Collected data
##########

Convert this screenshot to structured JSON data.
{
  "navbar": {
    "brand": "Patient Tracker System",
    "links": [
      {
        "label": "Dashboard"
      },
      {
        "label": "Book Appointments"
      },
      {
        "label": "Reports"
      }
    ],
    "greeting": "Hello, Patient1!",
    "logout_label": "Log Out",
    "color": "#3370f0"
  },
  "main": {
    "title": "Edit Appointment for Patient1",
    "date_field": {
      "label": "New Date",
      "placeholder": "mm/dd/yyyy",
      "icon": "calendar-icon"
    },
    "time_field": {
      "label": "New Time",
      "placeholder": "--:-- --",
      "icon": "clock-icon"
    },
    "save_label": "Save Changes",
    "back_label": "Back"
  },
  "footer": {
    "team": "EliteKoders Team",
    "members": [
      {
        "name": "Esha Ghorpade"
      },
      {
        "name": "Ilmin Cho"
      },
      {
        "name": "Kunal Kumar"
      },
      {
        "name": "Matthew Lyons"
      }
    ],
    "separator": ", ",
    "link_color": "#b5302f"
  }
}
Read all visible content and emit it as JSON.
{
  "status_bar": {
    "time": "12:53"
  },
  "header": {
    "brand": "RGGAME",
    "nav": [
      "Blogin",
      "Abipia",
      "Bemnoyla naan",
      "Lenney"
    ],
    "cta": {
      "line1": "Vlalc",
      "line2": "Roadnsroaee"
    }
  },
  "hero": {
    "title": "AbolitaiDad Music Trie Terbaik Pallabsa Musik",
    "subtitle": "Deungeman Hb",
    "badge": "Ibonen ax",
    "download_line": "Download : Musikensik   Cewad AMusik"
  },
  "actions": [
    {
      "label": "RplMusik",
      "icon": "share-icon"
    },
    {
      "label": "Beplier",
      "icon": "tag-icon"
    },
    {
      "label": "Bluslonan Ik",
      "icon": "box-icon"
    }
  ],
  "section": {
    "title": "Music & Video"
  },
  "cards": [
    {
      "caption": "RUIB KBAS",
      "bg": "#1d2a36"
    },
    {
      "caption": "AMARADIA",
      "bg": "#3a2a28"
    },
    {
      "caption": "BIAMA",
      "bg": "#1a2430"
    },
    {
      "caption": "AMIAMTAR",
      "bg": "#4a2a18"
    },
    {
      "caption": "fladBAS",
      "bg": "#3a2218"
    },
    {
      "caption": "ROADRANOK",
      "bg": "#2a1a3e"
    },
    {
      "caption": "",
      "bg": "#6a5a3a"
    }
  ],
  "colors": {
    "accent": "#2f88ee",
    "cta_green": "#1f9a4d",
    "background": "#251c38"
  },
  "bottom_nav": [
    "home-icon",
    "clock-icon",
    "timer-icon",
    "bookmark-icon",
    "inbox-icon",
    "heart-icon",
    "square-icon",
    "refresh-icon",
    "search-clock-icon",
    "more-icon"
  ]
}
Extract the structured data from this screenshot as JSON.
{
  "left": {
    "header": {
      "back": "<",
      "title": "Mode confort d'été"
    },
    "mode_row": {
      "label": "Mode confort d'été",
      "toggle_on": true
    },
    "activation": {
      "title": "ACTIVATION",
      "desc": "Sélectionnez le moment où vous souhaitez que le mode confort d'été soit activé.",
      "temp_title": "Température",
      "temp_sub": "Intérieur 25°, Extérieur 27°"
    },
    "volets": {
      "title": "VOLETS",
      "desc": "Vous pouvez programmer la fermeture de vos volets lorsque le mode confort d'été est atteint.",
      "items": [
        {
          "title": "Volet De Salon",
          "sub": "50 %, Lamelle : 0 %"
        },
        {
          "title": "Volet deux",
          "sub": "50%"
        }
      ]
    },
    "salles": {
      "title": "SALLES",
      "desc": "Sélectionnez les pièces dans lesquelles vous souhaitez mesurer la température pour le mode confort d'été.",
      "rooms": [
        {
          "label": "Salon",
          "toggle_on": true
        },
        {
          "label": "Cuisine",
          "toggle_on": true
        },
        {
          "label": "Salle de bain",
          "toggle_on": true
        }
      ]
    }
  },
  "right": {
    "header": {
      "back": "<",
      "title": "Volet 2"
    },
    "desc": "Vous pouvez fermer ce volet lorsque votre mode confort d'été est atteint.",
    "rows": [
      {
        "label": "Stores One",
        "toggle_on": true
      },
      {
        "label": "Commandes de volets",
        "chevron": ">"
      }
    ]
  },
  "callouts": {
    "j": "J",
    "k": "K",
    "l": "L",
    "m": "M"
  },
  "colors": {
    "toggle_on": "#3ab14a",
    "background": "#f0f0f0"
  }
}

##########

**REQUIRED WORK**
Give every line of the material again, exactly as it reads.

**WORKED ANSWER**
Convert this screenshot to structured JSON data.
{
  "navbar": {
    "brand": "Patient Tracker System",
    "links": [
      {
        "label": "Dashboard"
      },
      {
        "label": "Book Appointments"
      },
      {
        "label": "Reports"
      }
    ],
    "greeting": "Hello, Patient1!",
    "logout_label": "Log Out",
    "color": "#3370f0"
  },
  "main": {
    "title": "Edit Appointment for Patient1",
    "date_field": {
      "label": "New Date",
      "placeholder": "mm/dd/yyyy",
      "icon": "calendar-icon"
    },
    "time_field": {
      "label": "New Time",
      "placeholder": "--:-- --",
      "icon": "clock-icon"
    },
    "save_label": "Save Changes",
    "back_label": "Back"
  },
  "footer": {
    "team": "EliteKoders Team",
    "members": [
      {
        "name": "Esha Ghorpade"
      },
      {
        "name": "Ilmin Cho"
      },
      {
        "name": "Kunal Kumar"
      },
      {
        "name": "Matthew Lyons"
      }
    ],
    "separator": ", ",
    "link_color": "#b5302f"
  }
}
Read all visible content and emit it as JSON.
{
  "status_bar": {
    "time": "12:53"
  },
  "header": {
    "brand": "RGGAME",
    "nav": [
      "Blogin",
      "Abipia",
      "Bemnoyla naan",
      "Lenney"
    ],
    "cta": {
      "line1": "Vlalc",
      "line2": "Roadnsroaee"
    }
  },
  "hero": {
    "title": "AbolitaiDad Music Trie Terbaik Pallabsa Musik",
    "subtitle": "Deungeman Hb",
    "badge": "Ibonen ax",
    "download_line": "Download : Musikensik   Cewad AMusik"
  },
  "actions": [
    {
      "label": "RplMusik",
      "icon": "share-icon"
    },
    {
      "label": "Beplier",
      "icon": "tag-icon"
    },
    {
      "label": "Bluslonan Ik",
      "icon": "box-icon"
    }
  ],
  "section": {
    "title": "Music & Video"
  },
  "cards": [
    {
      "caption": "RUIB KBAS",
      "bg": "#1d2a36"
    },
    {
      "caption": "AMARADIA",
      "bg": "#3a2a28"
    },
    {
      "caption": "BIAMA",
      "bg": "#1a2430"
    },
    {
      "caption": "AMIAMTAR",
      "bg": "#4a2a18"
    },
    {
      "caption": "fladBAS",
      "bg": "#3a2218"
    },
    {
      "caption": "ROADRANOK",
      "bg": "#2a1a3e"
    },
    {
      "caption": "",
      "bg": "#6a5a3a"
    }
  ],
  "colors": {
    "accent": "#2f88ee",
    "cta_green": "#1f9a4d",
    "background": "#251c38"
  },
  "bottom_nav": [
    "home-icon",
    "clock-icon",
    "timer-icon",
    "bookmark-icon",
    "inbox-icon",
    "heart-icon",
    "square-icon",
    "refresh-icon",
    "search-clock-icon",
    "more-icon"
  ]
}
Extract the structured data from this screenshot as JSON.
{
  "left": {
    "header": {
      "back": "<",
      "title": "Mode confort d'été"
    },
    "mode_row": {
      "label": "Mode confort d'été",
      "toggle_on": true
    },
    "activation": {
      "title": "ACTIVATION",
      "desc": "Sélectionnez le moment où vous souhaitez que le mode confort d'été soit activé.",
      "temp_title": "Température",
      "temp_sub": "Intérieur 25°, Extérieur 27°"
    },
    "volets": {
      "title": "VOLETS",
      "desc": "Vous pouvez programmer la fermeture de vos volets lorsque le mode confort d'été est atteint.",
      "items": [
        {
          "title": "Volet De Salon",
          "sub": "50 %, Lamelle : 0 %"
        },
        {
          "title": "Volet deux",
          "sub": "50%"
        }
      ]
    },
    "salles": {
      "title": "SALLES",
      "desc": "Sélectionnez les pièces dans lesquelles vous souhaitez mesurer la température pour le mode confort d'été.",
      "rooms": [
        {
          "label": "Salon",
          "toggle_on": true
        },
        {
          "label": "Cuisine",
          "toggle_on": true
        },
        {
          "label": "Salle de bain",
          "toggle_on": true
        }
      ]
    }
  },
  "right": {
    "header": {
      "back": "<",
      "title": "Volet 2"
    },
    "desc": "Vous pouvez fermer ce volet lorsque votre mode confort d'été est atteint.",
    "rows": [
      {
        "label": "Stores One",
        "toggle_on": true
      },
      {
        "label": "Commandes de volets",
        "chevron": ">"
      }
    ]
  },
  "callouts": {
    "j": "J",
    "k": "K",
    "l": "L",
    "m": "M"
  },
  "colors": {
    "toggle_on": "#3ab14a",
    "background": "#f0f0f0"
  }
}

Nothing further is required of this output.